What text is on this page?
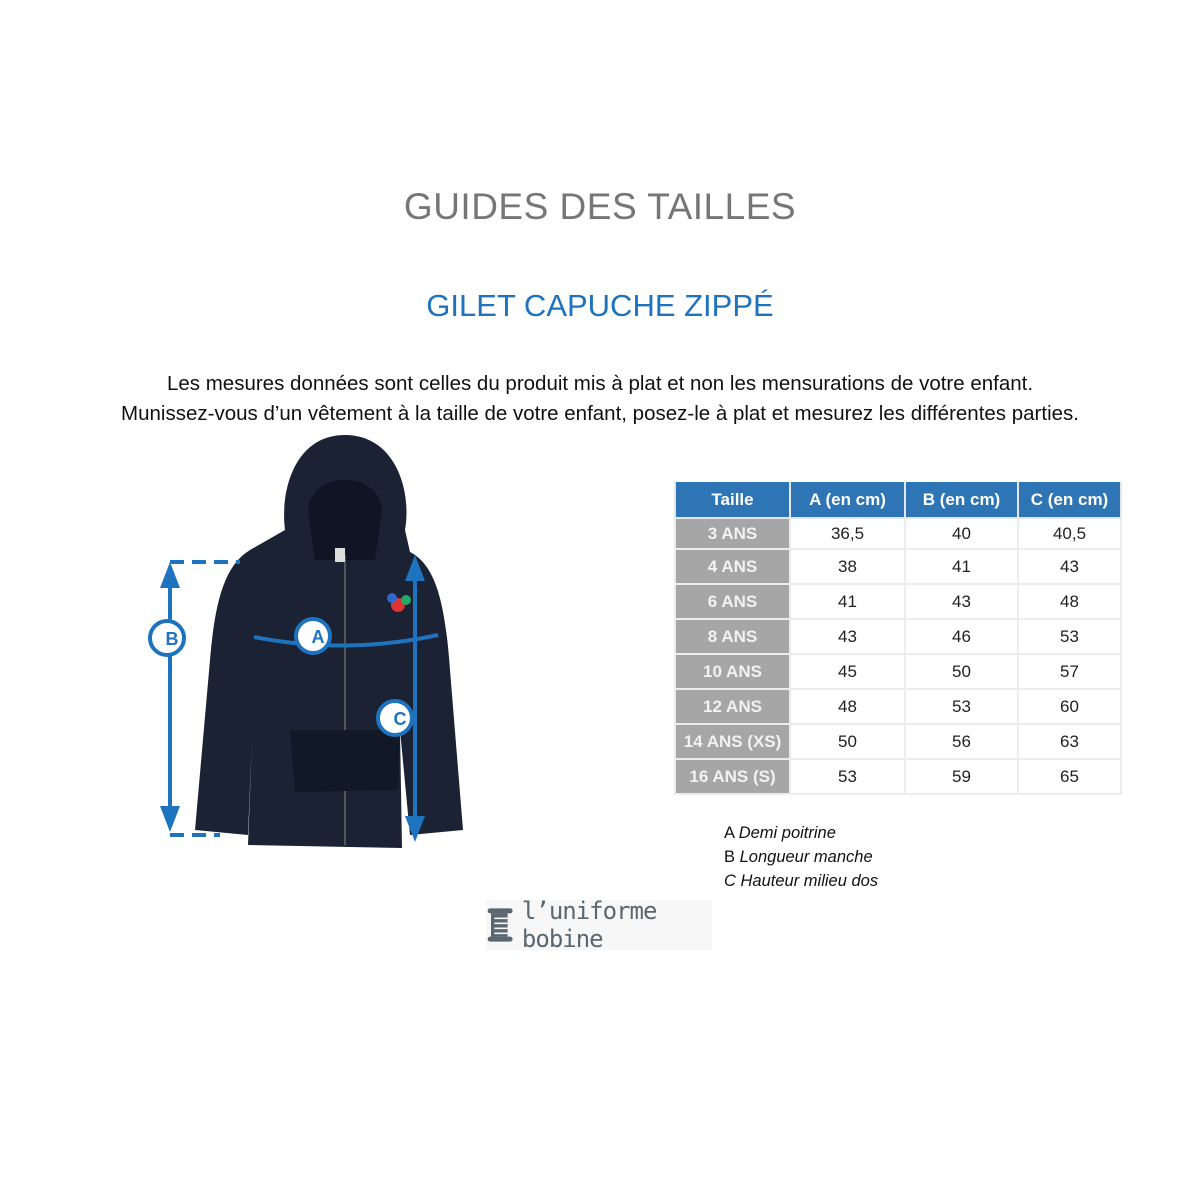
GUIDES DES TAILLES
GILET CAPUCHE ZIPPÉ
Les mesures données sont celles du produit mis à plat et non les mensurations de votre enfant.
Munissez-vous d’un vêtement à la taille de votre enfant, posez-le à plat et mesurez les différentes parties.
B	A
C
Taille	A (en cm)	B (en cm)	C (en cm)
3 ANS	36,5	40	40,5
4 ANS	38	41	43
6 ANS	41	43	48
8 ANS	43	46	53
10 ANS	45	50	57
12 ANS	48	53	60
14 ANS (XS)	50	56	63
16 ANS (S)	53	59	65
A Demi poitrine
B Longueur manche
C Hauteur milieu dos
l’uniforme bobine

* * *

* _TASK DIRECTIONS_
Look through the records above and report how many lines hold the word "enfant", giving only the number.

* _RESULT OF THE EXERCISE_
2